_Problem requirements_: Repeat the listing in full, exactly as it stands.

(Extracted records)
——————————
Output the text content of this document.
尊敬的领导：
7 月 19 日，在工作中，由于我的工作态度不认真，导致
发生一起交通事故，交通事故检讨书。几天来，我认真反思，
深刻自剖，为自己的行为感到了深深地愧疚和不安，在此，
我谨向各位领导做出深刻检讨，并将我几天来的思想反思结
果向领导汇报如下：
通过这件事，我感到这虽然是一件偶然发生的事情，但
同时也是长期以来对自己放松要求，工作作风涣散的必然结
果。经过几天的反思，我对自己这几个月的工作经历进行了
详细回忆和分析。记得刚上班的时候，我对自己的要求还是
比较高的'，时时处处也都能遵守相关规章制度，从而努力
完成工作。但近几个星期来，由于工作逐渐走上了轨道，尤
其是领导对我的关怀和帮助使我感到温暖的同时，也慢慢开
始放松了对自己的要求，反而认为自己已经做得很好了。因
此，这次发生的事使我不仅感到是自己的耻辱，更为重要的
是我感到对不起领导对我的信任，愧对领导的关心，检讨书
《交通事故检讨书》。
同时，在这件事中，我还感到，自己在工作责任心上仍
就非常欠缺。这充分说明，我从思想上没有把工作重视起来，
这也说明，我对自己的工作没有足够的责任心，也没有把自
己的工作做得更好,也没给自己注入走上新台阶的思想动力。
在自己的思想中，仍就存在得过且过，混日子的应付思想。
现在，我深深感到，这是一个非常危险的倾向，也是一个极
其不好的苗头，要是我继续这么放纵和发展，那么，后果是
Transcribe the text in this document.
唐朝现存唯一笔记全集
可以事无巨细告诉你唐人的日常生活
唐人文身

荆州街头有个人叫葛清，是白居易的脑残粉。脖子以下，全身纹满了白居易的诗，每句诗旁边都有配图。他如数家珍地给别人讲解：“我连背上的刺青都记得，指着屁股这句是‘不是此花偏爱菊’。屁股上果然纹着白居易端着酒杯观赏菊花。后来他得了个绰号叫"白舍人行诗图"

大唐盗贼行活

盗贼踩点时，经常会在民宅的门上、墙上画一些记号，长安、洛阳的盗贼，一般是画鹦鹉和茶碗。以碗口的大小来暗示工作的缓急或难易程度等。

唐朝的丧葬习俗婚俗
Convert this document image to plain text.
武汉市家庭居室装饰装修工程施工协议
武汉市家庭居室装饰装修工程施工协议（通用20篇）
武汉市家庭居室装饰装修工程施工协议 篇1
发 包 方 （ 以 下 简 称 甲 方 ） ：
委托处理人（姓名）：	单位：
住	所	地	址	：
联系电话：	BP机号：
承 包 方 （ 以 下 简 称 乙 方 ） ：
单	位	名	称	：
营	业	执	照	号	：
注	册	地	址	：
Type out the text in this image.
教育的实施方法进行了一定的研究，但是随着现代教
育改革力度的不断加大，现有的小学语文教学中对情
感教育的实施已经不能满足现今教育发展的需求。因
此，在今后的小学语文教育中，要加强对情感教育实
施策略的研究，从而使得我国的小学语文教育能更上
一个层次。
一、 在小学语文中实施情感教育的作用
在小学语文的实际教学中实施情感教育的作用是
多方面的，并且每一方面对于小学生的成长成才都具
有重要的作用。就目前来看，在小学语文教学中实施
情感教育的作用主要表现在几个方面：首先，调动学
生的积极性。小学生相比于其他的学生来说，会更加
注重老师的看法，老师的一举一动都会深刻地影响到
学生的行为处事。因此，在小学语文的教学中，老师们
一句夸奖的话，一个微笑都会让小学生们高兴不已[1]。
——————————
_The solution_:
Output the text content of this document.
尊敬的领导：
7 月 19 日，在工作中，由于我的工作态度不认真，导致
发生一起交通事故，交通事故检讨书。几天来，我认真反思，
深刻自剖，为自己的行为感到了深深地愧疚和不安，在此，
我谨向各位领导做出深刻检讨，并将我几天来的思想反思结
果向领导汇报如下：
通过这件事，我感到这虽然是一件偶然发生的事情，但
同时也是长期以来对自己放松要求，工作作风涣散的必然结
果。经过几天的反思，我对自己这几个月的工作经历进行了
详细回忆和分析。记得刚上班的时候，我对自己的要求还是
比较高的'，时时处处也都能遵守相关规章制度，从而努力
完成工作。但近几个星期来，由于工作逐渐走上了轨道，尤
其是领导对我的关怀和帮助使我感到温暖的同时，也慢慢开
始放松了对自己的要求，反而认为自己已经做得很好了。因
此，这次发生的事使我不仅感到是自己的耻辱，更为重要的
是我感到对不起领导对我的信任，愧对领导的关心，检讨书
《交通事故检讨书》。
同时，在这件事中，我还感到，自己在工作责任心上仍
就非常欠缺。这充分说明，我从思想上没有把工作重视起来，
这也说明，我对自己的工作没有足够的责任心，也没有把自
己的工作做得更好,也没给自己注入走上新台阶的思想动力。
在自己的思想中，仍就存在得过且过，混日子的应付思想。
现在，我深深感到，这是一个非常危险的倾向，也是一个极
其不好的苗头，要是我继续这么放纵和发展，那么，后果是
Transcribe the text in this document.
唐朝现存唯一笔记全集
可以事无巨细告诉你唐人的日常生活
唐人文身

荆州街头有个人叫葛清，是白居易的脑残粉。脖子以下，全身纹满了白居易的诗，每句诗旁边都有配图。他如数家珍地给别人讲解：“我连背上的刺青都记得，指着屁股这句是‘不是此花偏爱菊’。屁股上果然纹着白居易端着酒杯观赏菊花。后来他得了个绰号叫"白舍人行诗图"

大唐盗贼行活

盗贼踩点时，经常会在民宅的门上、墙上画一些记号，长安、洛阳的盗贼，一般是画鹦鹉和茶碗。以碗口的大小来暗示工作的缓急或难易程度等。

唐朝的丧葬习俗婚俗
Convert this document image to plain text.
武汉市家庭居室装饰装修工程施工协议
武汉市家庭居室装饰装修工程施工协议（通用20篇）
武汉市家庭居室装饰装修工程施工协议 篇1
发 包 方 （ 以 下 简 称 甲 方 ） ：
委托处理人（姓名）：	单位：
住	所	地	址	：
联系电话：	BP机号：
承 包 方 （ 以 下 简 称 乙 方 ） ：
单	位	名	称	：
营	业	执	照	号	：
注	册	地	址	：
Type out the text in this image.
教育的实施方法进行了一定的研究，但是随着现代教
育改革力度的不断加大，现有的小学语文教学中对情
感教育的实施已经不能满足现今教育发展的需求。因
此，在今后的小学语文教育中，要加强对情感教育实
施策略的研究，从而使得我国的小学语文教育能更上
一个层次。
一、 在小学语文中实施情感教育的作用
在小学语文的实际教学中实施情感教育的作用是
多方面的，并且每一方面对于小学生的成长成才都具
有重要的作用。就目前来看，在小学语文教学中实施
情感教育的作用主要表现在几个方面：首先，调动学
生的积极性。小学生相比于其他的学生来说，会更加
注重老师的看法，老师的一举一动都会深刻地影响到
学生的行为处事。因此，在小学语文的教学中，老师们
一句夸奖的话，一个微笑都会让小学生们高兴不已[1]。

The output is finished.